What is being asked: The records below are to be copied word for word, with every picture left out.

(Data entries)
:::
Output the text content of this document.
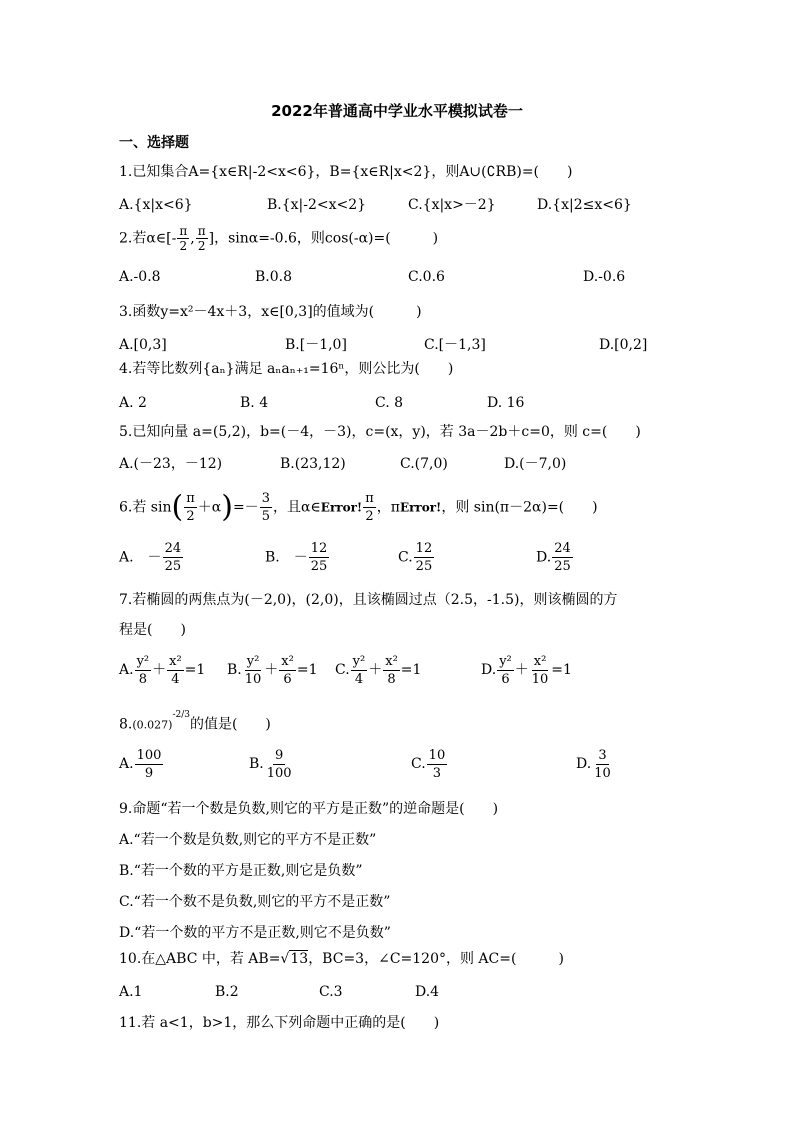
2022年普通高中学业水平模拟试卷一
一、选择题
1.已知集合A={x∈R|-2<x<6}，B={x∈R|x<2}，则A∪(∁RB)=(　　)
A.{x|x<6}	B.{x|-2<x<2}	C.{x|x>－2}	D.{x|2≤x<6}
2.若α∈[- $\frac{\pi}{2}$ , $\frac{\pi}{2}$ ]，sinα=-0.6，则cos(-α)=(　　　)
A.-0.8	B.0.8	C.0.6	D.-0.6
3.函数y=x²－4x＋3，x∈[0,3]的值域为(　　　)
A.[0,3]	B.[－1,0]	C.[－1,3]	D.[0,2]
4.若等比数列{aₙ}满足 aₙaₙ₊₁=16ⁿ，则公比为(　　)
A. 2	B. 4	C. 8	D. 16
5.已知向量 a=(5,2)，b=(－4，－3)，c=(x，y)，若 3a－2b＋c=0，则 c=(　　)
A.(－23，－12)	B.(23,12)	C.(7,0)	D.(－7,0)
6.若 $\sin( \frac{\pi}{2} +\alpha)=- \frac{3}{5}$ ，且α∈Error! $\frac{\pi}{2}$ ，πError!，则 sin(π－2α)=(　　)
A.　－ $\frac{24}{25}$	B.　－ $\frac{12}{25}$	C. $\frac{12}{25}$	D. $\frac{24}{25}$
7.若椭圆的两焦点为(－2,0)，(2,0)，且该椭圆过点（2.5，-1.5)，则该椭圆的方
程是(　　)
A. $\frac{\text{y²}}{8} + \frac{\text{x²}}{4} =1$ B. $\frac{\text{y²}}{10} + \frac{\text{x²}}{6} =1$ C. $\frac{\text{y²}}{4} + \frac{\text{x²}}{8} =1$	D. $\frac{\text{y²}}{6} + \frac{\text{x²}}{10} =1$
$8.(0.027)^{-2/3}$的值是(　　)
A. $\frac{100}{9}$	B. $\frac{9}{100}$	C. $\frac{10}{3}$	D. $\frac{3}{10}$
9.命题“若一个数是负数,则它的平方是正数”的逆命题是(　　)
A.“若一个数是负数,则它的平方不是正数”
B.“若一个数的平方是正数,则它是负数”
C.“若一个数不是负数,则它的平方不是正数”
D.“若一个数的平方不是正数,则它不是负数”
10.在△ABC 中，若 AB=√13，BC=3，∠C=120°，则 AC=(　　　)
A.1	B.2	C.3	D.4
11.若 a<1，b>1，那么下列命题中正确的是(　　)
:::
Exercise response:
Output the text content of this document.
2022年普通高中学业水平模拟试卷一
一、选择题
1.已知集合A={x∈R|-2<x<6}，B={x∈R|x<2}，则A∪(∁RB)=(　　)
A.{x|x<6}	B.{x|-2<x<2}	C.{x|x>－2}	D.{x|2≤x<6}
2.若α∈[- $\frac{\pi}{2}$ , $\frac{\pi}{2}$ ]，sinα=-0.6，则cos(-α)=(　　　)
A.-0.8	B.0.8	C.0.6	D.-0.6
3.函数y=x²－4x＋3，x∈[0,3]的值域为(　　　)
A.[0,3]	B.[－1,0]	C.[－1,3]	D.[0,2]
4.若等比数列{aₙ}满足 aₙaₙ₊₁=16ⁿ，则公比为(　　)
A. 2	B. 4	C. 8	D. 16
5.已知向量 a=(5,2)，b=(－4，－3)，c=(x，y)，若 3a－2b＋c=0，则 c=(　　)
A.(－23，－12)	B.(23,12)	C.(7,0)	D.(－7,0)
6.若 $\sin( \frac{\pi}{2} +\alpha)=- \frac{3}{5}$ ，且α∈Error! $\frac{\pi}{2}$ ，πError!，则 sin(π－2α)=(　　)
A.　－ $\frac{24}{25}$	B.　－ $\frac{12}{25}$	C. $\frac{12}{25}$	D. $\frac{24}{25}$
7.若椭圆的两焦点为(－2,0)，(2,0)，且该椭圆过点（2.5，-1.5)，则该椭圆的方
程是(　　)
A. $\frac{\text{y²}}{8} + \frac{\text{x²}}{4} =1$ B. $\frac{\text{y²}}{10} + \frac{\text{x²}}{6} =1$ C. $\frac{\text{y²}}{4} + \frac{\text{x²}}{8} =1$	D. $\frac{\text{y²}}{6} + \frac{\text{x²}}{10} =1$
$8.(0.027)^{-2/3}$的值是(　　)
A. $\frac{100}{9}$	B. $\frac{9}{100}$	C. $\frac{10}{3}$	D. $\frac{3}{10}$
9.命题“若一个数是负数,则它的平方是正数”的逆命题是(　　)
A.“若一个数是负数,则它的平方不是正数”
B.“若一个数的平方是正数,则它是负数”
C.“若一个数不是负数,则它的平方不是正数”
D.“若一个数的平方不是正数,则它不是负数”
10.在△ABC 中，若 AB=√13，BC=3，∠C=120°，则 AC=(　　　)
A.1	B.2	C.3	D.4
11.若 a<1，b>1，那么下列命题中正确的是(　　)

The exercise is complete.